**Aim 1:** Please rewrite the bounding box rows from the start through the line containing "page-scrollbar[interactable] [40, 140, 49, 532]", putting "nav-separator" in place of every "nav-divider" and changing nothing else.

I think the correct fix for this is to have pfn 0 in memblock.memory,
Meanwhile, having this patch on top of "mm: refactor initialization of
stuct page for holes in memory layout" is the least of all evils, see
also comments below.

> > From 84a1c2531374706f3592a638523278aa29aaa448 Mon Sep 17 00:00:00 2001
> > From: Mike Rapoport <rppt@linux.ibm.com>
> > Date: Thu, 3 Dec 2020 11:40:17 +0200
> > Subject: [PATCH] fixup for "mm: refactor initialization of stuct page for holes"
> > 
> > Signed-off-by: Mike Rapoport <rppt@linux.ibm.com>
> > ---
> >  mm/page_alloc.c | 16 ++++++++--------
> >  1 file changed, 8 insertions(+), 8 deletions(-)
> > 
> > diff --git a/mm/page_alloc.c b/mm/page_alloc.c
> > index ce2bdaabdf96..86fde4424e87 100644
> > --- a/mm/page_alloc.c
> > +++ b/mm/page_alloc.c
> > @@ -6227,7 +6227,8 @@ void __init __weak memmap_init(unsigned long size, int nid,
> >  			       unsigned long zone,
> >  			       unsigned long range_start_pfn)
> >  						zone, nid);

...

> 1) this looks very specific for pfn 0

Nope, this fix takes care of pfns "before start of RAM" in general.
To the best of my knowledge, this only happens to be pfn 0 on x86.

> 2) it's not optimal to call init_unavailable_range(0,) the first time
>    at every zone initialization, that's a pretty inefficient loop for
>    large RAM systems.

This is not called every time because hole_start_pfn is static.

> 3) you give pfn 0 a zoneid despite it's not part of the zone, that
>    looks wrong from a zoneid initialization point of view.
>
> The bug here is that the DMA zone starts in pfn 1 which doesn't make
> any technical sense since the start of the pageblock would then be
> beyond the start_zone_pfn.

Bounding box entries:
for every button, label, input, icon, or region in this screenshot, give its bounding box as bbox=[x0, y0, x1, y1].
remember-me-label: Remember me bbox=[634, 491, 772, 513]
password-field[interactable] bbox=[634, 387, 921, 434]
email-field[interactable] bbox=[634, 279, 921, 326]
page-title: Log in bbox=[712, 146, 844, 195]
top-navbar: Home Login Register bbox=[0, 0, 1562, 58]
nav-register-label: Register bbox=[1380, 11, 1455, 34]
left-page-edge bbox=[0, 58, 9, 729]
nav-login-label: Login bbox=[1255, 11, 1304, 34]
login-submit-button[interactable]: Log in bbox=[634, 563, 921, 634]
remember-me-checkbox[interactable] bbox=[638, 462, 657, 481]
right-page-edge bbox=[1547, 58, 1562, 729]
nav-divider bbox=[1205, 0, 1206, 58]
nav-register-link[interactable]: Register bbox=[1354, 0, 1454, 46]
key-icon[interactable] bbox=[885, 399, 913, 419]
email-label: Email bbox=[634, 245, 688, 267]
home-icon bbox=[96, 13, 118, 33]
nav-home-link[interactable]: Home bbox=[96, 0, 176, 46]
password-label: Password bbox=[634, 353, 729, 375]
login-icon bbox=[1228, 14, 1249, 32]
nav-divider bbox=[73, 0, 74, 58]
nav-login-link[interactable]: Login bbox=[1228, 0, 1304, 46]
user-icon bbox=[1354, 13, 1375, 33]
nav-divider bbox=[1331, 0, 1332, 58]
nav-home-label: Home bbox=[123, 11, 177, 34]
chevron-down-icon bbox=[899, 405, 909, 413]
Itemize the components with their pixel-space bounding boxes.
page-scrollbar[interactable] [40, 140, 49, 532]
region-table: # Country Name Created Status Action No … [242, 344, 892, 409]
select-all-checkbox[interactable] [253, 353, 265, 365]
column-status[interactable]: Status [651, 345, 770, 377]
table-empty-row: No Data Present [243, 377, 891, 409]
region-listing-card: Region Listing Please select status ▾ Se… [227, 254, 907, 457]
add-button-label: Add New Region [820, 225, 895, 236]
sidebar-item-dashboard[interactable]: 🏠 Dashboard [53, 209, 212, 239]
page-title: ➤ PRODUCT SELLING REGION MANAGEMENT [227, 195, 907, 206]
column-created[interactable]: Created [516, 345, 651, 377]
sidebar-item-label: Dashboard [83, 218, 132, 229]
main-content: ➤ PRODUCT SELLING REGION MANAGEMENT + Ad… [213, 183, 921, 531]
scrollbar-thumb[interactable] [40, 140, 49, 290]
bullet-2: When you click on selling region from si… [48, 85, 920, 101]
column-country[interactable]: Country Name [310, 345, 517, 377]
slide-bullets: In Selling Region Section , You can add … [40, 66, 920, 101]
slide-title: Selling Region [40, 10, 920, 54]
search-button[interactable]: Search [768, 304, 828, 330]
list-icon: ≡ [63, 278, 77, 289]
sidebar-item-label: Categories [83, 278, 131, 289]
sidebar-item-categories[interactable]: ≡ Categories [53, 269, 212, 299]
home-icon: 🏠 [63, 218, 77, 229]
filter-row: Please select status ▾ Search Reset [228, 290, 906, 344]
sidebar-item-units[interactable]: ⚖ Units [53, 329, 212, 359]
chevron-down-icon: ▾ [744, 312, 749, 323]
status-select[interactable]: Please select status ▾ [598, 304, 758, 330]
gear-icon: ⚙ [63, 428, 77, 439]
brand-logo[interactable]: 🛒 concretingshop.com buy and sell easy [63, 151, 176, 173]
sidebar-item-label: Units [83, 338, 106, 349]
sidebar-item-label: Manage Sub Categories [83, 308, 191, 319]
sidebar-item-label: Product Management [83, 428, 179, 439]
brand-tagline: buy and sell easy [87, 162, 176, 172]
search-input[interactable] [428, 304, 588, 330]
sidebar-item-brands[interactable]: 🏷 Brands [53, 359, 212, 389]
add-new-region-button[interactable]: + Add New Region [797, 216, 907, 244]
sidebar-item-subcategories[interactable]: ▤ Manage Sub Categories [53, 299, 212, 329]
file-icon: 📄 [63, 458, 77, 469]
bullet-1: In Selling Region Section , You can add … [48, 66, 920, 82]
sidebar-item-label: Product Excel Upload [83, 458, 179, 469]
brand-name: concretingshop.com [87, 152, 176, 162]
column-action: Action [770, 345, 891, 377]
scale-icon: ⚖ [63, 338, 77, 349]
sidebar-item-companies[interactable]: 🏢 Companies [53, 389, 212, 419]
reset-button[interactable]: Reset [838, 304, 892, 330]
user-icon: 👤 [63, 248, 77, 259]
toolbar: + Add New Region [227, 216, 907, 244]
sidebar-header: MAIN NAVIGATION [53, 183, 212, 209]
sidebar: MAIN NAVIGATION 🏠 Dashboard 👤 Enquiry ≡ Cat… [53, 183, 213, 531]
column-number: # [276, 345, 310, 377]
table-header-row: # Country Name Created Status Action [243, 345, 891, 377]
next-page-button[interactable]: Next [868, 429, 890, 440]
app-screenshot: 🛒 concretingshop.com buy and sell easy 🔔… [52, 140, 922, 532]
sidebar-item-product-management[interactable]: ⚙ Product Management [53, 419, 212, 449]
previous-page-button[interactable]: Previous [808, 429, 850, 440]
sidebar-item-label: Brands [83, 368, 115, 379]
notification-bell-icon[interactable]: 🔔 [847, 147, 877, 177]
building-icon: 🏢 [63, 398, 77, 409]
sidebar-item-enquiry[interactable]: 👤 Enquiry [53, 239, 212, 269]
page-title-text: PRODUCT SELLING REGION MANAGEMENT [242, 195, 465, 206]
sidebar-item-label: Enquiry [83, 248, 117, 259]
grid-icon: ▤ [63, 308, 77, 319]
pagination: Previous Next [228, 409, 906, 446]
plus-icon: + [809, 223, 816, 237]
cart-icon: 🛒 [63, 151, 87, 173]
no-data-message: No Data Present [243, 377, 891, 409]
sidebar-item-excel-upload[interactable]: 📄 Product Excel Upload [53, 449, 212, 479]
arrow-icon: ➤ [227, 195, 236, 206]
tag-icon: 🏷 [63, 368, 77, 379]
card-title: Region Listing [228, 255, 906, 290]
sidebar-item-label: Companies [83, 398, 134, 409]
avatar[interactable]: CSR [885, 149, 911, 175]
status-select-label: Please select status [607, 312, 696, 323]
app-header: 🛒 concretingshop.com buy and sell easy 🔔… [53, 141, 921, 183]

**Aim 2:** Write out the whole patch discussion again, word for word.

**Result 1:**
for every button, label, input, icon, or region in this screenshot, give its bounding box as bbox=[x0, y0, x1, y1].
remember-me-label: Remember me bbox=[634, 491, 772, 513]
password-field[interactable] bbox=[634, 387, 921, 434]
email-field[interactable] bbox=[634, 279, 921, 326]
page-title: Log in bbox=[712, 146, 844, 195]
top-navbar: Home Login Register bbox=[0, 0, 1562, 58]
nav-register-label: Register bbox=[1380, 11, 1455, 34]
left-page-edge bbox=[0, 58, 9, 729]
nav-login-label: Login bbox=[1255, 11, 1304, 34]
login-submit-button[interactable]: Log in bbox=[634, 563, 921, 634]
remember-me-checkbox[interactable] bbox=[638, 462, 657, 481]
right-page-edge bbox=[1547, 58, 1562, 729]
nav-separator bbox=[1205, 0, 1206, 58]
nav-register-link[interactable]: Register bbox=[1354, 0, 1454, 46]
key-icon[interactable] bbox=[885, 399, 913, 419]
email-label: Email bbox=[634, 245, 688, 267]
home-icon bbox=[96, 13, 118, 33]
nav-home-link[interactable]: Home bbox=[96, 0, 176, 46]
password-label: Password bbox=[634, 353, 729, 375]
login-icon bbox=[1228, 14, 1249, 32]
nav-separator bbox=[73, 0, 74, 58]
nav-login-link[interactable]: Login bbox=[1228, 0, 1304, 46]
user-icon bbox=[1354, 13, 1375, 33]
nav-separator bbox=[1331, 0, 1332, 58]
nav-home-label: Home bbox=[123, 11, 177, 34]
chevron-down-icon bbox=[899, 405, 909, 413]
Itemize the components with their pixel-space bounding boxes.
page-scrollbar[interactable] [40, 140, 49, 532]

**Result 2:**
I think the correct fix for this is to have pfn 0 in memblock.memory,
Meanwhile, having this patch on top of "mm: refactor initialization of
stuct page for holes in memory layout" is the least of all evils, see
also comments below.

> > From 84a1c2531374706f3592a638523278aa29aaa448 Mon Sep 17 00:00:00 2001
> > From: Mike Rapoport <rppt@linux.ibm.com>
> > Date: Thu, 3 Dec 2020 11:40:17 +0200
> > Subject: [PATCH] fixup for "mm: refactor initialization of stuct page for holes"
> > 
> > Signed-off-by: Mike Rapoport <rppt@linux.ibm.com>
> > ---
> >  mm/page_alloc.c | 16 ++++++++--------
> >  1 file changed, 8 insertions(+), 8 deletions(-)
> > 
> > diff --git a/mm/page_alloc.c b/mm/page_alloc.c
> > index ce2bdaabdf96..86fde4424e87 100644
> > --- a/mm/page_alloc.c
> > +++ b/mm/page_alloc.c
> > @@ -6227,7 +6227,8 @@ void __init __weak memmap_init(unsigned long size, int nid,
> >  			       unsigned long zone,
> >  			       unsigned long range_start_pfn)
> >  						zone, nid);

...

> 1) this looks very specific for pfn 0

Nope, this fix takes care of pfns "before start of RAM" in general.
To the best of my knowledge, this only happens to be pfn 0 on x86.

> 2) it's not optimal to call init_unavailable_range(0,) the first time
>    at every zone initialization, that's a pretty inefficient loop for
>    large RAM systems.

This is not called every time because hole_start_pfn is static.

> 3) you give pfn 0 a zoneid despite it's not part of the zone, that
>    looks wrong from a zoneid initialization point of view.
>
> The bug here is that the DMA zone starts in pfn 1 which doesn't make
> any technical sense since the start of the pageblock would then be
> beyond the start_zone_pfn.